Report only the number of lines holding "Makmur".

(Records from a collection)
%%
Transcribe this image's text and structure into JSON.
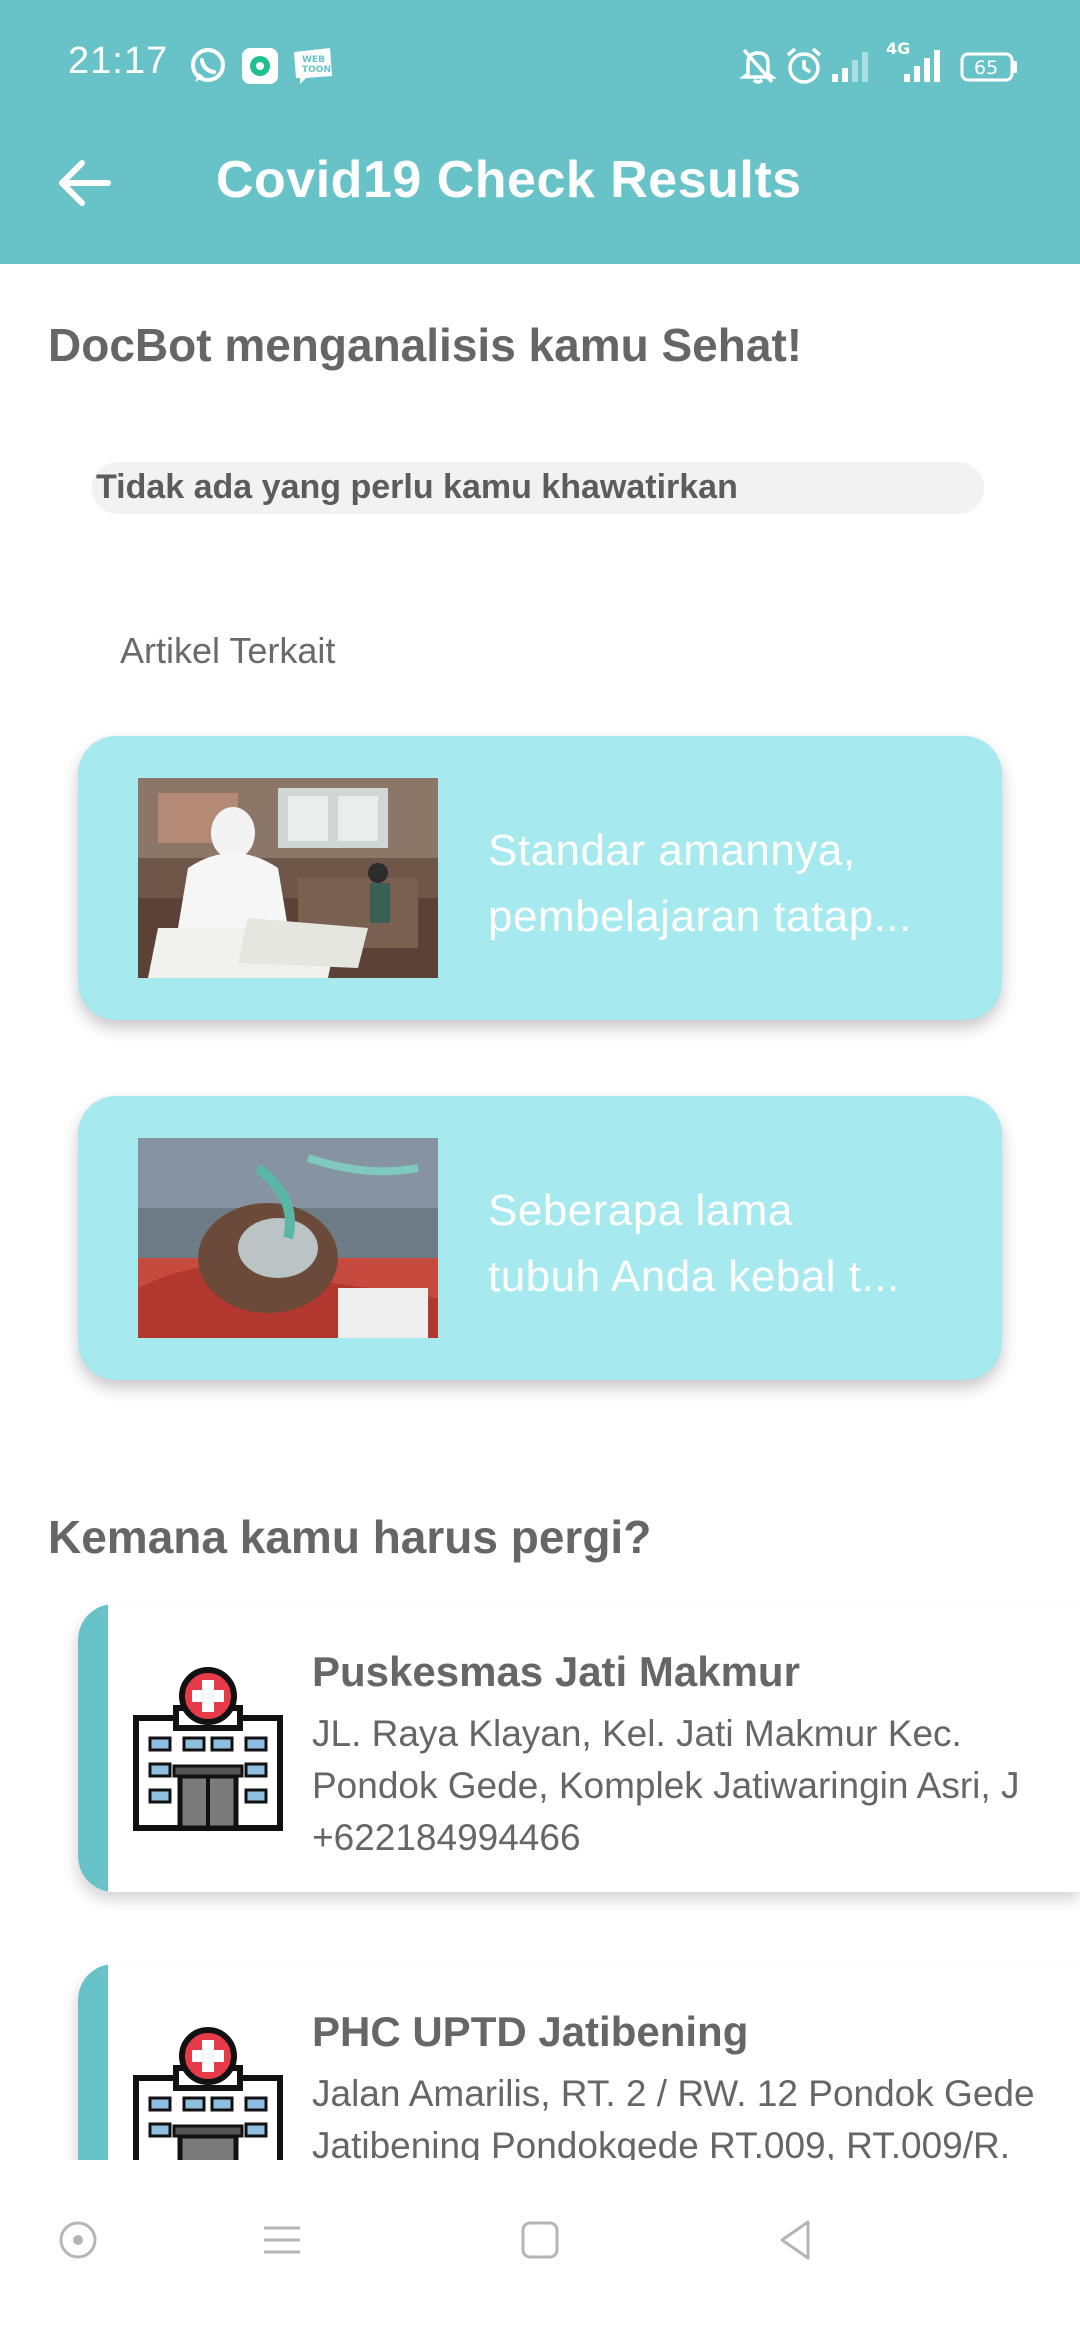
{
  "status_bar": {
    "time": "21:17",
    "network": "4G",
    "battery": "65",
    "notification_icons": [
      "whatsapp-icon",
      "chat-app-icon",
      "webtoon-icon"
    ],
    "right_icons": [
      "mute-icon",
      "alarm-icon",
      "signal-icon",
      "signal-4g-icon",
      "battery-icon"
    ]
  },
  "toolbar": {
    "title": "Covid19 Check Results",
    "back_icon": "arrow-left-icon"
  },
  "result": {
    "headline": "DocBot menganalisis kamu Sehat!",
    "note": "Tidak ada yang perlu kamu khawatirkan"
  },
  "articles": {
    "label": "Artikel Terkait",
    "items": [
      {
        "line1": "Standar amannya,",
        "line2": "pembelajaran tatap..."
      },
      {
        "line1": "Seberapa lama",
        "line2": "tubuh Anda kebal t..."
      }
    ]
  },
  "places": {
    "heading": "Kemana kamu harus pergi?",
    "items": [
      {
        "name": "Puskesmas Jati Makmur",
        "address_line1": "JL. Raya Klayan, Kel. Jati Makmur Kec.",
        "address_line2": "Pondok Gede, Komplek Jatiwaringin Asri, J",
        "phone": "+622184994466"
      },
      {
        "name": "PHC UPTD Jatibening",
        "address_line1": "Jalan Amarilis, RT. 2 / RW. 12 Pondok Gede",
        "address_line2": "Jatibening Pondokgede RT.009, RT.009/R."
      }
    ]
  },
  "colors": {
    "appbar": "#67c3c8",
    "article_card": "#a6e9ee",
    "text_gray": "#666666"
  }
}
%%
Written solution: 2